**Documento**
= = = =
Andrea Grillo: Dieci anni dopo quella settimana incantata intorno alla elezione di Francesco

Andrea Grillo
Dieci anni dopo quella settimana incantata intorno alla elezione di Francesco

Pubblicato il 13 Marzo 2023 nel blog: Come se non


A dieci anni da questo resoconto, rileggendolo, sono rimasto molto colpito da come fin dall’inizio fosse chiaro che cosa stava iniziando allora. L’irrompere di una grande e attesa novità, che avrebbe indirizzato gradualmente la Chiesa cattolica verso una lettura più profonda e più intensa di sé e del proprio rapporto col mondo. In occasione del 10° anniversario del 13 marzo 2013 mi è sembrato giusto ripubblicare il post tale e quale, come un atto di memoria e insieme di speranza. (Andrea Grillo)

La settimana intorno a Francesco
La Chiesa “in viaggio” cammina e si rinnova (post del 18 marzo 2013)

Le dimissioni di Papa Benedetto, annunciate il giorno 11 febbraio e divenute operative il 28 febbraio, avevano aperto un varco, nella vita della Chiesa, per un’occasione di revisione, di conversione, per un balzo in avanti possibile, ma non scontato.

Lunedì 11 marzo, esattamente un mese dopo quelle dimissioni, avevo un incontro serale a Padova, su iniziativa di tre parrocchie, sul tema del “giovedì santo”. Mentre mostravo loro l’esigenza di uscire dalla mentalità tradizionale (la eredità medievale del triduo della passione contrapposto al triduo della resurrezione) e di acquisire la più antica visione dei “tre giorni” (dal vespro del giovedì al vespro della domenica) pensavo che il giorno dopo si sarebbe aperto il Conclave e la Chiesa avrebbe potuto trovare nuovo impulso e nuova forza, anche per annunciare queste verità così fondamentali e così poco comprese.
= = = =
**Informazioni mostrate**
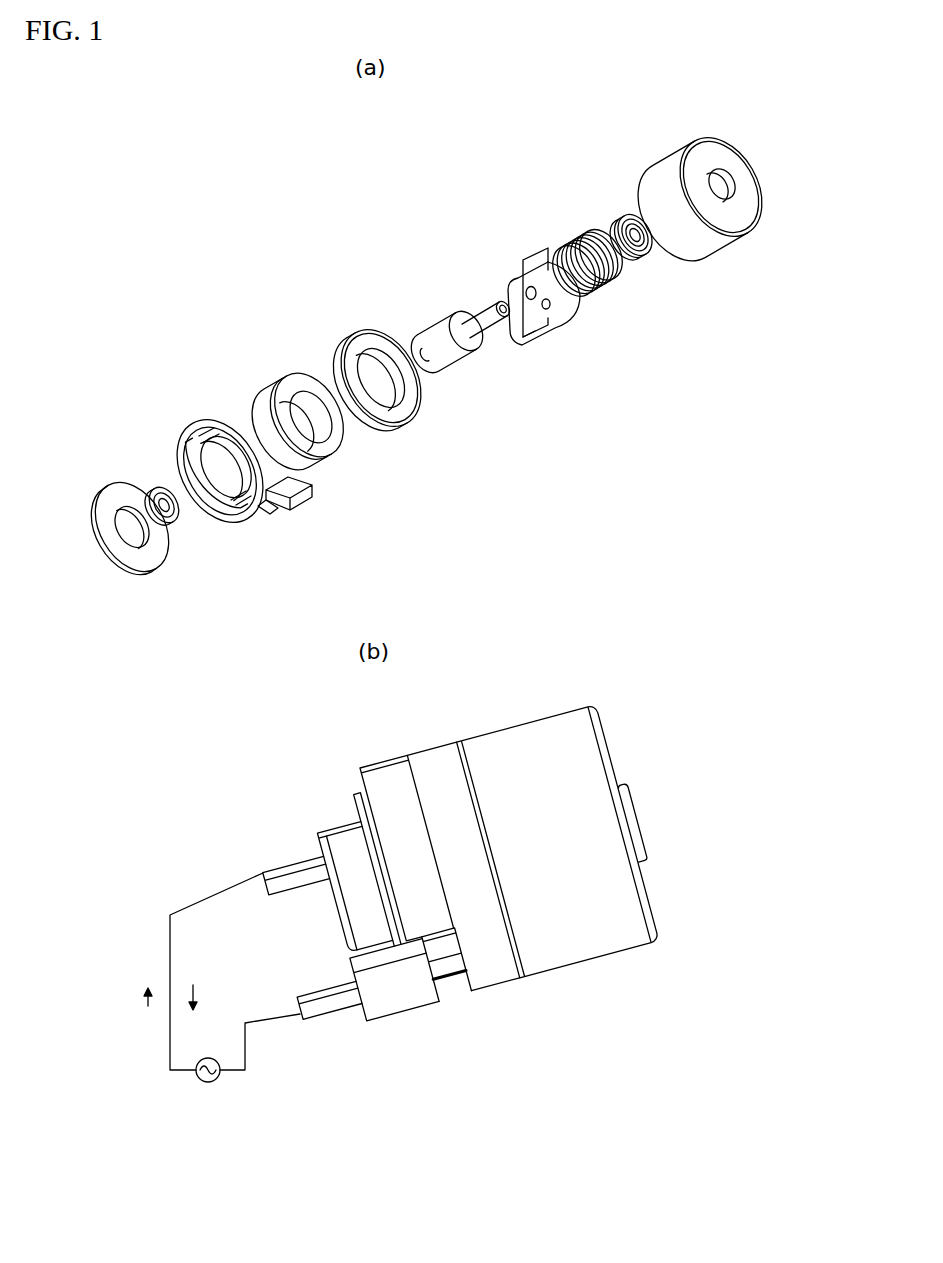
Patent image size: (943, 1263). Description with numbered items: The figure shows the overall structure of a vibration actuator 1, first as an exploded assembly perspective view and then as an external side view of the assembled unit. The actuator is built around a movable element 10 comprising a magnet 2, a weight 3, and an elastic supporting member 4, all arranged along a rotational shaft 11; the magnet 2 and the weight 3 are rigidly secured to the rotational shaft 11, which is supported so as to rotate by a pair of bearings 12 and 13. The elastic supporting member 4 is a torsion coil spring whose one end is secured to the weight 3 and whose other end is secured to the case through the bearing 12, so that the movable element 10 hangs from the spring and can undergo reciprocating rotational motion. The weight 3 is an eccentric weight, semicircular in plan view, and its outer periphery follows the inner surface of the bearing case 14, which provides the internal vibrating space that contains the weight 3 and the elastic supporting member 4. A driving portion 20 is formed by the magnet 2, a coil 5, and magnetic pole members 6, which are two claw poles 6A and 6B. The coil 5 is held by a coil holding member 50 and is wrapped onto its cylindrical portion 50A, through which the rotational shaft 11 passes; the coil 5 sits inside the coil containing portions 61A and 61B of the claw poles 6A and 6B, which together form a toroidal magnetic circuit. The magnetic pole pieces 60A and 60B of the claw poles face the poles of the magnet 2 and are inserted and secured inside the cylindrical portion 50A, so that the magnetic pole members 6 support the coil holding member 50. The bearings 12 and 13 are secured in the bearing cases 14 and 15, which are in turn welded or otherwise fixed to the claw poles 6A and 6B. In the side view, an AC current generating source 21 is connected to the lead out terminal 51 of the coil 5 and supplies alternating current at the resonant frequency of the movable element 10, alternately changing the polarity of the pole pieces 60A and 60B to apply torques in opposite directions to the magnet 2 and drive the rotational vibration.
= = = =
**Richiesta scritta**
Per favore, trascrivi dal documento sull'elezione di Francesco il passo compreso tra "A dieci anni" e "18 marzo 2013)", estremi inclusi.

**Esito dell'esercizio**
A dieci anni da questo resoconto, rileggendolo, sono rimasto molto colpito da come fin dall’inizio fosse chiaro che cosa stava iniziando allora. L’irrompere di una grande e attesa novità, che avrebbe indirizzato gradualmente la Chiesa cattolica verso una lettura più profonda e più intensa di sé e del proprio rapporto col mondo. In occasione del 10° anniversario del 13 marzo 2013 mi è sembrato giusto ripubblicare il post tale e quale, come un atto di memoria e insieme di speranza. (Andrea Grillo)

La settimana intorno a Francesco
La Chiesa “in viaggio” cammina e si rinnova (post del 18 marzo 2013)